Aim of the exercise ▸ Transcribe the entries below exactly; leave every image out.

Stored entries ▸

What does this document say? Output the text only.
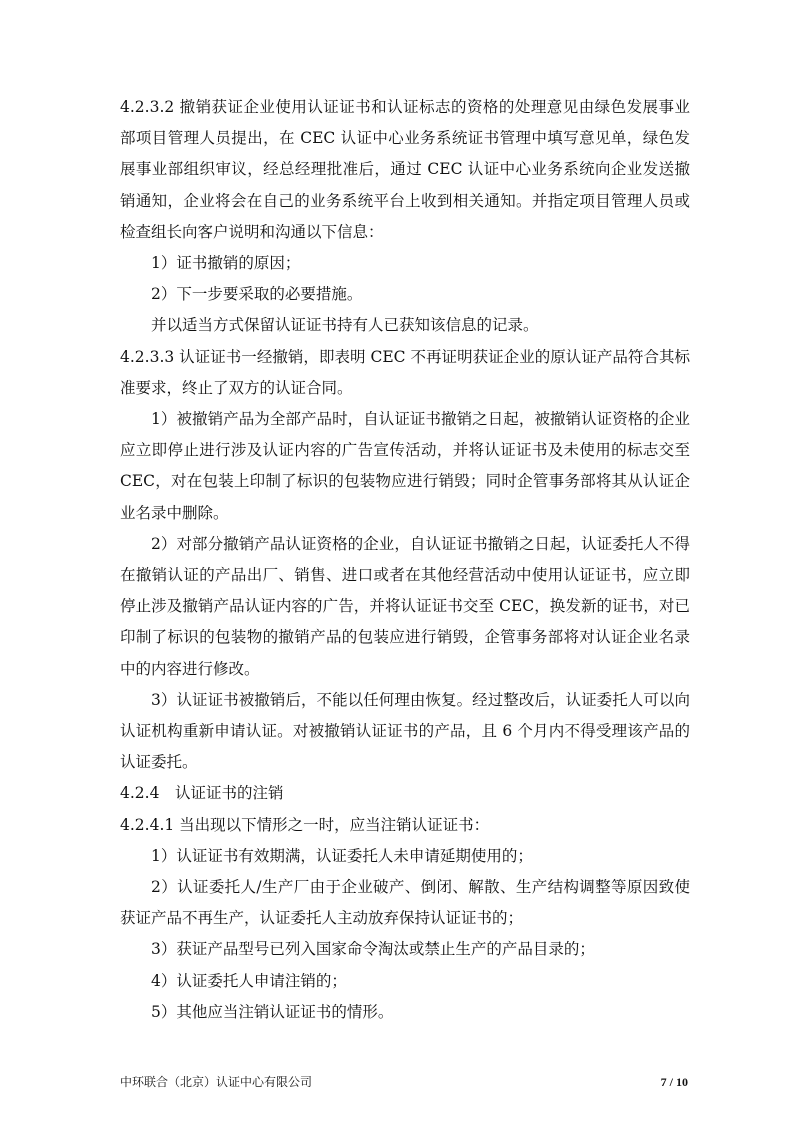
4.2.3.2 撤销获证企业使用认证证书和认证标志的资格的处理意见由绿色发展事业部项目管理人员提出，在 CEC 认证中心业务系统证书管理中填写意见单，绿色发展事业部组织审议，经总经理批准后，通过 CEC 认证中心业务系统向企业发送撤销通知，企业将会在自己的业务系统平台上收到相关通知。并指定项目管理人员或检查组长向客户说明和沟通以下信息：

1）证书撤销的原因；

2）下一步要采取的必要措施。

并以适当方式保留认证证书持有人已获知该信息的记录。

4.2.3.3 认证证书一经撤销，即表明 CEC 不再证明获证企业的原认证产品符合其标准要求，终止了双方的认证合同。

1）被撤销产品为全部产品时，自认证证书撤销之日起，被撤销认证资格的企业应立即停止进行涉及认证内容的广告宣传活动，并将认证证书及未使用的标志交至 CEC，对在包装上印制了标识的包装物应进行销毁；同时企管事务部将其从认证企业名录中删除。

2）对部分撤销产品认证资格的企业，自认证证书撤销之日起，认证委托人不得在撤销认证的产品出厂、销售、进口或者在其他经营活动中使用认证证书，应立即停止涉及撤销产品认证内容的广告，并将认证证书交至 CEC，换发新的证书，对已印制了标识的包装物的撤销产品的包装应进行销毁，企管事务部将对认证企业名录中的内容进行修改。

3）认证证书被撤销后，不能以任何理由恢复。经过整改后，认证委托人可以向认证机构重新申请认证。对被撤销认证证书的产品，且 6 个月内不得受理该产品的认证委托。

4.2.4　认证证书的注销

4.2.4.1 当出现以下情形之一时，应当注销认证证书：

1）认证证书有效期满，认证委托人未申请延期使用的；

2）认证委托人/生产厂由于企业破产、倒闭、解散、生产结构调整等原因致使获证产品不再生产，认证委托人主动放弃保持认证证书的；

3）获证产品型号已列入国家命令淘汰或禁止生产的产品目录的；

4）认证委托人申请注销的；

5）其他应当注销认证证书的情形。

中环联合（北京）认证中心有限公司	7 / 10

Expected answer ▸
What does this document say? Output the text only.
4.2.3.2 撤销获证企业使用认证证书和认证标志的资格的处理意见由绿色发展事业部项目管理人员提出，在 CEC 认证中心业务系统证书管理中填写意见单，绿色发展事业部组织审议，经总经理批准后，通过 CEC 认证中心业务系统向企业发送撤销通知，企业将会在自己的业务系统平台上收到相关通知。并指定项目管理人员或检查组长向客户说明和沟通以下信息：

1）证书撤销的原因；

2）下一步要采取的必要措施。

并以适当方式保留认证证书持有人已获知该信息的记录。

4.2.3.3 认证证书一经撤销，即表明 CEC 不再证明获证企业的原认证产品符合其标准要求，终止了双方的认证合同。

1）被撤销产品为全部产品时，自认证证书撤销之日起，被撤销认证资格的企业应立即停止进行涉及认证内容的广告宣传活动，并将认证证书及未使用的标志交至 CEC，对在包装上印制了标识的包装物应进行销毁；同时企管事务部将其从认证企业名录中删除。

2）对部分撤销产品认证资格的企业，自认证证书撤销之日起，认证委托人不得在撤销认证的产品出厂、销售、进口或者在其他经营活动中使用认证证书，应立即停止涉及撤销产品认证内容的广告，并将认证证书交至 CEC，换发新的证书，对已印制了标识的包装物的撤销产品的包装应进行销毁，企管事务部将对认证企业名录中的内容进行修改。

3）认证证书被撤销后，不能以任何理由恢复。经过整改后，认证委托人可以向认证机构重新申请认证。对被撤销认证证书的产品，且 6 个月内不得受理该产品的认证委托。

4.2.4　认证证书的注销

4.2.4.1 当出现以下情形之一时，应当注销认证证书：

1）认证证书有效期满，认证委托人未申请延期使用的；

2）认证委托人/生产厂由于企业破产、倒闭、解散、生产结构调整等原因致使获证产品不再生产，认证委托人主动放弃保持认证证书的；

3）获证产品型号已列入国家命令淘汰或禁止生产的产品目录的；

4）认证委托人申请注销的；

5）其他应当注销认证证书的情形。

中环联合（北京）认证中心有限公司	7 / 10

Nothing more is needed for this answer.